-- START Provided data --

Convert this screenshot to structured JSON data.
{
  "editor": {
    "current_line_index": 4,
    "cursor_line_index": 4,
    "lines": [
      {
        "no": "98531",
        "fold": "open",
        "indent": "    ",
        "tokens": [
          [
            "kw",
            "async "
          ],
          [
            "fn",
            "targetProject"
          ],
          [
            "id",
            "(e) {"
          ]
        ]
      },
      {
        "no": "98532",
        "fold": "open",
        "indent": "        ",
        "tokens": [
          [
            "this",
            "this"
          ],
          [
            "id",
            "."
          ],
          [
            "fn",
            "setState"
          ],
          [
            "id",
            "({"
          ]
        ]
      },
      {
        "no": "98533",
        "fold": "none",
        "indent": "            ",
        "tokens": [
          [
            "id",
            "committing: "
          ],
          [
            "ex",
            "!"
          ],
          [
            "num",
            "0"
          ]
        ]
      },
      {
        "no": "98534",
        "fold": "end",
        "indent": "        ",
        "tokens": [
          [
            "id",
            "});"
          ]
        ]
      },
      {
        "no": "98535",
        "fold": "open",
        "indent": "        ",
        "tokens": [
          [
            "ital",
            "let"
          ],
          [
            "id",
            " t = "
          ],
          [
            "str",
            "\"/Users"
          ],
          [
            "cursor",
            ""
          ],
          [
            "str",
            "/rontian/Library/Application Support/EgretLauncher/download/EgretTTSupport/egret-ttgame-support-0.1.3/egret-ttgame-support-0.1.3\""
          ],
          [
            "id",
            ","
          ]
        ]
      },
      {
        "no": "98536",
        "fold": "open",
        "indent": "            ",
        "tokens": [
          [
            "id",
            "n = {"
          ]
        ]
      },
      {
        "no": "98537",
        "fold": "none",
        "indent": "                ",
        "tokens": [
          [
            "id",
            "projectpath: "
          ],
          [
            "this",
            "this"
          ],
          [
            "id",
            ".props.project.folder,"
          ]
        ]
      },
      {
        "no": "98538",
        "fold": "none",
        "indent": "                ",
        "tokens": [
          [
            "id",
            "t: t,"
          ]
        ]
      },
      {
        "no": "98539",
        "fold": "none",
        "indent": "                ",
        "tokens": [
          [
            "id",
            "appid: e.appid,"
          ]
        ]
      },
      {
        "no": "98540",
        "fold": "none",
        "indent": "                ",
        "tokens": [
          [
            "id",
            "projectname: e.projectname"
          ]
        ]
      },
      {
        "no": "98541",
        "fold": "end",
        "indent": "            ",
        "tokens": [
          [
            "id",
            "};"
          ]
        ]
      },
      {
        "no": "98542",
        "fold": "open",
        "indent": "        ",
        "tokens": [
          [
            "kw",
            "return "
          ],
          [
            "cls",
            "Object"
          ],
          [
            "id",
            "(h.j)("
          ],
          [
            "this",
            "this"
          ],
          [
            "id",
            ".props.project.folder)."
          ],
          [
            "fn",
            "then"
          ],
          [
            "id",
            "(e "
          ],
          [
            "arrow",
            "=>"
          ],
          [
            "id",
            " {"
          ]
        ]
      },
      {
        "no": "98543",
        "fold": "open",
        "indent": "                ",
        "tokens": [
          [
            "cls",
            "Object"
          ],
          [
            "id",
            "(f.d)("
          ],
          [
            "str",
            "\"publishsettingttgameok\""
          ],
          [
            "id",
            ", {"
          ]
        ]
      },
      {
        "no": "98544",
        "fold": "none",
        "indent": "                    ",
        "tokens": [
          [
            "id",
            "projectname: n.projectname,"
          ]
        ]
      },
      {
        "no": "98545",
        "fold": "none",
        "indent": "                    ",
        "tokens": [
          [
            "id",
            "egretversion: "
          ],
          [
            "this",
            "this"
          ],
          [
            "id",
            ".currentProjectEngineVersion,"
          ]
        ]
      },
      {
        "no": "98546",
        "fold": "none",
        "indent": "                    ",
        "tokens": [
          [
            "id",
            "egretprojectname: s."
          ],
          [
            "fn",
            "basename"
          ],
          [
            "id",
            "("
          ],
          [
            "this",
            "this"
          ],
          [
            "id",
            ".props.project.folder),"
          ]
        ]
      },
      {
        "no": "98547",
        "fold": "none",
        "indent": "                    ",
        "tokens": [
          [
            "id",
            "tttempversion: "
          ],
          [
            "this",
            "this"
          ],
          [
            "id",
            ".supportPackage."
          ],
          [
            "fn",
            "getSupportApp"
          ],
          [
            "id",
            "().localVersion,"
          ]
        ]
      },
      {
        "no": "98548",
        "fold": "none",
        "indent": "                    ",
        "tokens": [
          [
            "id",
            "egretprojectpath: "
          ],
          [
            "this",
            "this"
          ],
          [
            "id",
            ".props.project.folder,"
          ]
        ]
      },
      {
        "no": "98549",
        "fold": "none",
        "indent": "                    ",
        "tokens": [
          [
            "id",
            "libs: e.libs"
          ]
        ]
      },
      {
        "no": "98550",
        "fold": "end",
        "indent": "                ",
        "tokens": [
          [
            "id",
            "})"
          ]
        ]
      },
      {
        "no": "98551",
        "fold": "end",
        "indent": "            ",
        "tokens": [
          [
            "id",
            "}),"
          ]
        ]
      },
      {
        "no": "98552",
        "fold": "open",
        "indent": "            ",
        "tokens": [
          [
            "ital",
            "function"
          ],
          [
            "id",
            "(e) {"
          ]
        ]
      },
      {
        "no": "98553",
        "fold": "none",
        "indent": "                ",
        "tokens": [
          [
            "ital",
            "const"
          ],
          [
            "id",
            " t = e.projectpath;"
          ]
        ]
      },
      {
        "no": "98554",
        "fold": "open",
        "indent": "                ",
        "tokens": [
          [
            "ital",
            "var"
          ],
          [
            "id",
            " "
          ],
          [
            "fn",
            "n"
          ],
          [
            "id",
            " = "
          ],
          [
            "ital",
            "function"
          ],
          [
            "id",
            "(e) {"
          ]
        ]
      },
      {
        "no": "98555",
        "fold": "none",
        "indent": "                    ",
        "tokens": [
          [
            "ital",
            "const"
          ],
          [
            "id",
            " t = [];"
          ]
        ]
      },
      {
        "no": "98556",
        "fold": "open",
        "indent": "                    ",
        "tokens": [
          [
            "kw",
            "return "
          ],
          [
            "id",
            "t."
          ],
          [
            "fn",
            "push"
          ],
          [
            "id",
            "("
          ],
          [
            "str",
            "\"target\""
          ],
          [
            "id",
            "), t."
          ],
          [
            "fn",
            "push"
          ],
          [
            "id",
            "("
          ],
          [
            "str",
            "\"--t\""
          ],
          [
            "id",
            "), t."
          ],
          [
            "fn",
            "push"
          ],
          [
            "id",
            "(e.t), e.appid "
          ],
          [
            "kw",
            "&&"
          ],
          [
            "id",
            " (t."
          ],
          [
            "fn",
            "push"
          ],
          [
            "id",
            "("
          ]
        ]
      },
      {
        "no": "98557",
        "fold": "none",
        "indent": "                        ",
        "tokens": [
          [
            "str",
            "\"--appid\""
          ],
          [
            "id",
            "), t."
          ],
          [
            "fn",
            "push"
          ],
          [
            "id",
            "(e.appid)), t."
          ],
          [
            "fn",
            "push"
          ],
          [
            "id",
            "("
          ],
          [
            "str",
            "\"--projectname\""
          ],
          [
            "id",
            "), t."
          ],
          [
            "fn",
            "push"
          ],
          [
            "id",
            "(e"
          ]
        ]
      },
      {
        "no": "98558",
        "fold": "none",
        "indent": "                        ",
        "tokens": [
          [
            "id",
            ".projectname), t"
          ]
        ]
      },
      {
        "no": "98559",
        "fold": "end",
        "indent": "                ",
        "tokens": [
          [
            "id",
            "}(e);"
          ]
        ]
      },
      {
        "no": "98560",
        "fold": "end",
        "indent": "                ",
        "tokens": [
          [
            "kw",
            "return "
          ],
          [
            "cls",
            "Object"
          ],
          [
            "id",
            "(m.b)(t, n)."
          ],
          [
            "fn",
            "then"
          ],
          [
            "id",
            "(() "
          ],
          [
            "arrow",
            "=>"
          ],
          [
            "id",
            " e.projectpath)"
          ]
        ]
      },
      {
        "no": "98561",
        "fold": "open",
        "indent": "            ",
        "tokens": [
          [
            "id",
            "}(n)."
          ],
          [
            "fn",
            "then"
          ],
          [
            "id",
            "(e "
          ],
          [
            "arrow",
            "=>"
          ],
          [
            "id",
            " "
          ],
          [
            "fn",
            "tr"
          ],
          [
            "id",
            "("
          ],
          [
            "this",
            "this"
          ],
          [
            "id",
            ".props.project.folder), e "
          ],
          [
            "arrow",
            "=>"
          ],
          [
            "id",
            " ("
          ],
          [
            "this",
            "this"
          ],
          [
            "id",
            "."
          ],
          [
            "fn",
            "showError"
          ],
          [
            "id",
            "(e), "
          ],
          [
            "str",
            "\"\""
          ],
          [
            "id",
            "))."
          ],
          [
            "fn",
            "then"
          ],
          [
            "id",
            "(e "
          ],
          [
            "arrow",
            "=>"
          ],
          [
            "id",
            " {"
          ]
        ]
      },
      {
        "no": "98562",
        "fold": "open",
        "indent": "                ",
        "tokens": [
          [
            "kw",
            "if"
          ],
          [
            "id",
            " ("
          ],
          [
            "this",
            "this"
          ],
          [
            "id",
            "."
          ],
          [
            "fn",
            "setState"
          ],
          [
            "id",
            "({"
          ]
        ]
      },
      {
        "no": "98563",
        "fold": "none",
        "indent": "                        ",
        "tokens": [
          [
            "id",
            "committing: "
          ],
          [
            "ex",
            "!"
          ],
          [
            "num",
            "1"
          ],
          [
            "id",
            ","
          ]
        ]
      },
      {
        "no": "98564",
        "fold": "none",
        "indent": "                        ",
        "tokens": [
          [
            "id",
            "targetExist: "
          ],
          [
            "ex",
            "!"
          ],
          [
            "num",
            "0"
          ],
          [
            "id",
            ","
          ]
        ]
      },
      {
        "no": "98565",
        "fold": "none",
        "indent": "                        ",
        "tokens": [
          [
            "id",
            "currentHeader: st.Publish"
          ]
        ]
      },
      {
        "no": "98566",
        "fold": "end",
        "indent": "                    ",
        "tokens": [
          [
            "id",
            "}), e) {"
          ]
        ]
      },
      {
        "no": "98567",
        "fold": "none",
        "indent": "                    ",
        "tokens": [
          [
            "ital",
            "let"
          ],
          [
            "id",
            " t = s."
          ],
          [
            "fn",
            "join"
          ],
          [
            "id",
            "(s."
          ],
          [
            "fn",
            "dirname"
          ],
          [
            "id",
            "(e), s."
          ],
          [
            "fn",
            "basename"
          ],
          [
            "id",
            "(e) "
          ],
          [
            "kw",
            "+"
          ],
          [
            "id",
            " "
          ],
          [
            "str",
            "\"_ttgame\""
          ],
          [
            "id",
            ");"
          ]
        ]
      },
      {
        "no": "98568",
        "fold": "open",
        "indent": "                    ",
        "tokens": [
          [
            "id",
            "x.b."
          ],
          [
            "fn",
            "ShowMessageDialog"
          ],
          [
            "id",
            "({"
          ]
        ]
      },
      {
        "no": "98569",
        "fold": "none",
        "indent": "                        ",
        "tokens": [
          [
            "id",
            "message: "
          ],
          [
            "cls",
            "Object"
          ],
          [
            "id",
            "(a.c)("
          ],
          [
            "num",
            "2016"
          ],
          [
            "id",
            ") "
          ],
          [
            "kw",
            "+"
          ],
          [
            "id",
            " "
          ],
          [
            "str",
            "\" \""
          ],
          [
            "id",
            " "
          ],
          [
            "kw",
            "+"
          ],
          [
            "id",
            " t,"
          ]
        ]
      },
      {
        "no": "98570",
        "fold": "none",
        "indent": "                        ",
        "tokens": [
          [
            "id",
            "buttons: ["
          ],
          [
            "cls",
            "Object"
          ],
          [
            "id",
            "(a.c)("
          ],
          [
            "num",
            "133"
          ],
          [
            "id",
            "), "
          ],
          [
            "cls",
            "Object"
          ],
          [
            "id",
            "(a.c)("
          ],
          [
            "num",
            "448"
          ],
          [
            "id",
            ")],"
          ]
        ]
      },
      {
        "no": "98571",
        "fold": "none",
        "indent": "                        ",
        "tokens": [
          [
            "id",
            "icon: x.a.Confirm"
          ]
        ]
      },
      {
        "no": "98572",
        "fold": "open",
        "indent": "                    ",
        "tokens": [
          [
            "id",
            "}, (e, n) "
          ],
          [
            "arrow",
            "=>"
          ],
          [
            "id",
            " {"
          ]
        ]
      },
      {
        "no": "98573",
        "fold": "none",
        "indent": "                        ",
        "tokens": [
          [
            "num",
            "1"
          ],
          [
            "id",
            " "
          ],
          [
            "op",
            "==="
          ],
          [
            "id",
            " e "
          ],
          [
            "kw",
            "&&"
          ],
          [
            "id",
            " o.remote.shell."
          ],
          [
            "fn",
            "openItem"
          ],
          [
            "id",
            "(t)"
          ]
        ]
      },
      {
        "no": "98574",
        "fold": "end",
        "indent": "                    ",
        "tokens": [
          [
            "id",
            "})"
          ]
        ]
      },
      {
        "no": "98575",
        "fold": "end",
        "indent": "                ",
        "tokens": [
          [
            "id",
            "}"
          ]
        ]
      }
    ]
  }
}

-- END Provided data --

→ What needs to be done
Say how many lines in the listing above include "props". Give nothing but the number.

→ Task result
5